## [EXERCISE OBJECTIVE]
Copy every line of the following data that includes the string "name".

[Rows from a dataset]
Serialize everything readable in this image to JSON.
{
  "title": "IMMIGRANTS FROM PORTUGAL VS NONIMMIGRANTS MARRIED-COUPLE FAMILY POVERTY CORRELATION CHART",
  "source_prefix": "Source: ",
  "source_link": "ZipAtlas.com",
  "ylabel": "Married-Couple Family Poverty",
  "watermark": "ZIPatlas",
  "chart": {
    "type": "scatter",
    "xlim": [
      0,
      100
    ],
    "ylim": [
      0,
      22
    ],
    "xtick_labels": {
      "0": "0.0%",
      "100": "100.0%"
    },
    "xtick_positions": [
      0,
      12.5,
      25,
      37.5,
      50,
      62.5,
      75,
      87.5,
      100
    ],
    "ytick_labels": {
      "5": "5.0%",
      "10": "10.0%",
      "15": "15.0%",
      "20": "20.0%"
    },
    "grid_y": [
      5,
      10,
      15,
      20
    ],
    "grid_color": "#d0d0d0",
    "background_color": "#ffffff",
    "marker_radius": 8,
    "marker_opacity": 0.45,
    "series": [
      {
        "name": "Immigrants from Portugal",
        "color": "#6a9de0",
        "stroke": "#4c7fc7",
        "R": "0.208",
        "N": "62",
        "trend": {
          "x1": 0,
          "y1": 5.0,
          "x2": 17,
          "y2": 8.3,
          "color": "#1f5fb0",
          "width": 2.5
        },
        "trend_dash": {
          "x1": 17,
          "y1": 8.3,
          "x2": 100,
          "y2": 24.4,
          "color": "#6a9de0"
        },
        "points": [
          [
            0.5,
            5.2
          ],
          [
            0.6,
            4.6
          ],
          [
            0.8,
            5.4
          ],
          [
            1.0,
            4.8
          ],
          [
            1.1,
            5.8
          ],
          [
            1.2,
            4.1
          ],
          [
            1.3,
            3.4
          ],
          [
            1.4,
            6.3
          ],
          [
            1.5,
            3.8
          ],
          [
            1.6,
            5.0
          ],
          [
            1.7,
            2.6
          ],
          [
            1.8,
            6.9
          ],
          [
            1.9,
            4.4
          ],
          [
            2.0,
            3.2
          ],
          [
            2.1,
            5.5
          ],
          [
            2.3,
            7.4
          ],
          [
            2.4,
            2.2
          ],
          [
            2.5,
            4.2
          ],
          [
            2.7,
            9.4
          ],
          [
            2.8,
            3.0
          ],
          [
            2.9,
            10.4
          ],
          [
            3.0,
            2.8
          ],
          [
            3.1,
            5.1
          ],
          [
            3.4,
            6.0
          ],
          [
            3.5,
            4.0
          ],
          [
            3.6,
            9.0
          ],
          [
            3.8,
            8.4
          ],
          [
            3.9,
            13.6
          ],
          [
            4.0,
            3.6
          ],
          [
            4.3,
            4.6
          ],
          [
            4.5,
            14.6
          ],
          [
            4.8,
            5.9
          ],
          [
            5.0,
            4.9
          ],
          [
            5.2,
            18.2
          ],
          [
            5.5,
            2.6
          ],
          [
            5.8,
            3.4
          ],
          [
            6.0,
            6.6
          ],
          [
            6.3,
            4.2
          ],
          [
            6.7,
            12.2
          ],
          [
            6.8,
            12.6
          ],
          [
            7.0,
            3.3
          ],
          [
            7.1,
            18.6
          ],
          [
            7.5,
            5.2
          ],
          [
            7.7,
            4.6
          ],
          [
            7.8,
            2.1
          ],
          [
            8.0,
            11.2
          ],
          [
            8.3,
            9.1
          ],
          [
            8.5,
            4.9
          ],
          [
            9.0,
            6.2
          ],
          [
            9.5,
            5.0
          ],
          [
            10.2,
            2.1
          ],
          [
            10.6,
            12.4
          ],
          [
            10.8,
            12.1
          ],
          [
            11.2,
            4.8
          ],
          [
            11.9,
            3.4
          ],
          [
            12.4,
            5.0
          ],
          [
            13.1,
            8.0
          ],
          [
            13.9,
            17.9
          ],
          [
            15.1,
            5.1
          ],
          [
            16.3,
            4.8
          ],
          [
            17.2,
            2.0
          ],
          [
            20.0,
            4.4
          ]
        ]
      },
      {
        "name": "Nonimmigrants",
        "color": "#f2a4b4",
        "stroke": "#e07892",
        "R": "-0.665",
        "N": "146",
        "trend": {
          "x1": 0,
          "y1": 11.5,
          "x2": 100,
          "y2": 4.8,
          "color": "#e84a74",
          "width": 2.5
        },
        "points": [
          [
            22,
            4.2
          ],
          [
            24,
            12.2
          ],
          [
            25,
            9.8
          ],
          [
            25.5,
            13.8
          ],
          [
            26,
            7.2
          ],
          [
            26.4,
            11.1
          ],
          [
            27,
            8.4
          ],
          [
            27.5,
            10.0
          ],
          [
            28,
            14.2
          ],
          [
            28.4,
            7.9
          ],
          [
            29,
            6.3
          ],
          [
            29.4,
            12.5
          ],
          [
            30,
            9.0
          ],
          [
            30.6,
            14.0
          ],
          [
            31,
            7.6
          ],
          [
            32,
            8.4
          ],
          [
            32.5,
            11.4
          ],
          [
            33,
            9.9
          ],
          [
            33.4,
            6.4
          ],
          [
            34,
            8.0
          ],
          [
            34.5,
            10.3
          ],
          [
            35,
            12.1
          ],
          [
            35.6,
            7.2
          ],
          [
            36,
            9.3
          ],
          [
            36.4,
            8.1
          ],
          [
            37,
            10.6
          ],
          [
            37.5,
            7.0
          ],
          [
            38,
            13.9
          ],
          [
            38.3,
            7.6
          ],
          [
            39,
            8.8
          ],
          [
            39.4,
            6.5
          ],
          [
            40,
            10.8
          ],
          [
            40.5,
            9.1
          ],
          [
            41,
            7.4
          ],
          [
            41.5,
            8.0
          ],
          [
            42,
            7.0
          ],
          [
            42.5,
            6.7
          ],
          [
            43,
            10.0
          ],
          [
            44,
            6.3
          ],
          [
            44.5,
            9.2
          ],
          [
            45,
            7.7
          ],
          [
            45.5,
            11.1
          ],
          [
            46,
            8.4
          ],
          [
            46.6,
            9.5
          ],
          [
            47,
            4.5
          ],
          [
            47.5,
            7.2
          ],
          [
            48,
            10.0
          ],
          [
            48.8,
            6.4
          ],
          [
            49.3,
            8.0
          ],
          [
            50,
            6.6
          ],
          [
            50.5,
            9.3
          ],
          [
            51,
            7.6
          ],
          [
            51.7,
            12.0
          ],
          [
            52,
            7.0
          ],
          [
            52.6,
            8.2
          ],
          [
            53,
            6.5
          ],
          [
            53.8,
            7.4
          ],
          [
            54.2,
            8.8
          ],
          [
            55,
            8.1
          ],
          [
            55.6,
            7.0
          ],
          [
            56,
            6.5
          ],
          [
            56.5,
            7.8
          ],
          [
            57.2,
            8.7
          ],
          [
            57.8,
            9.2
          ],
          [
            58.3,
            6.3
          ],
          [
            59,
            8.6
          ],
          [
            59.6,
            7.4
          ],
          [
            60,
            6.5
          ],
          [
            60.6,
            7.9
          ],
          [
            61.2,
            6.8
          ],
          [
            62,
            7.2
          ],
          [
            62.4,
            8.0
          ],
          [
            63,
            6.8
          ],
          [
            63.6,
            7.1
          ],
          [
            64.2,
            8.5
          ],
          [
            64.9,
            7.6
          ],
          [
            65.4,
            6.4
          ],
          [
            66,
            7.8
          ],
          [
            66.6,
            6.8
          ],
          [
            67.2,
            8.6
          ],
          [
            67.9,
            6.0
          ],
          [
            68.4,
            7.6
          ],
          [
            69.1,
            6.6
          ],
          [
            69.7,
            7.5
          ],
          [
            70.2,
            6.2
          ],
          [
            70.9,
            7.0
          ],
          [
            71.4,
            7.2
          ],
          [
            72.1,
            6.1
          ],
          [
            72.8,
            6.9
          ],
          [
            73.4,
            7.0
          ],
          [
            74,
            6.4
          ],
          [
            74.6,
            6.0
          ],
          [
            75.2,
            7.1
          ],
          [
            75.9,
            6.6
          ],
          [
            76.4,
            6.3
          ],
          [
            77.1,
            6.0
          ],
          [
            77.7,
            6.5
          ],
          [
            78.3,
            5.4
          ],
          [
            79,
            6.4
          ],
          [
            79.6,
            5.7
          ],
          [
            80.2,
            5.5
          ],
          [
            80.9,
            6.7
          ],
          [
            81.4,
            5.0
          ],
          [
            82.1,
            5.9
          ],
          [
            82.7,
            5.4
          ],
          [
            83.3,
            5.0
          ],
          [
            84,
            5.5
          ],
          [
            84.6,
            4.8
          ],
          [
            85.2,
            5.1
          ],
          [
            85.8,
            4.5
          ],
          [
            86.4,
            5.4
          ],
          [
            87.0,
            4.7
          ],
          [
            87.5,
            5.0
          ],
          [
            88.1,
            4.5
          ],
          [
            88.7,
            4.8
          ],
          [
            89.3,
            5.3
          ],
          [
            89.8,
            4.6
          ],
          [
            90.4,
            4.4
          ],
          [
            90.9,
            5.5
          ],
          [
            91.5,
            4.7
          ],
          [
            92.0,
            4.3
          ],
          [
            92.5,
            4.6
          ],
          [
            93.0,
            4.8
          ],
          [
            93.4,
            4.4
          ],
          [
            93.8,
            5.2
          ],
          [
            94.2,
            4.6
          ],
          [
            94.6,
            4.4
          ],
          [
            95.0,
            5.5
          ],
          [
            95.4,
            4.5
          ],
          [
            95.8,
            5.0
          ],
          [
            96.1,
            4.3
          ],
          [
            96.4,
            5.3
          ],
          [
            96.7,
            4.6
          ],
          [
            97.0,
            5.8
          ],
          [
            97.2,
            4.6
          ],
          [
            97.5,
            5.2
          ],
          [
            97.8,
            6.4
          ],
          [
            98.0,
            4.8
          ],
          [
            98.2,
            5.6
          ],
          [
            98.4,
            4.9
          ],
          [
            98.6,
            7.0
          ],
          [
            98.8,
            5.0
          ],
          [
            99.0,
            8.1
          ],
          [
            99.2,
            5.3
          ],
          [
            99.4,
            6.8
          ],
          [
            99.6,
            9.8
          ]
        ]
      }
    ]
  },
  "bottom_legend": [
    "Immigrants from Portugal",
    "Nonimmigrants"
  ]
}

## [FULL ANSWER]
        "name": "Immigrants from Portugal",
        "name": "Nonimmigrants",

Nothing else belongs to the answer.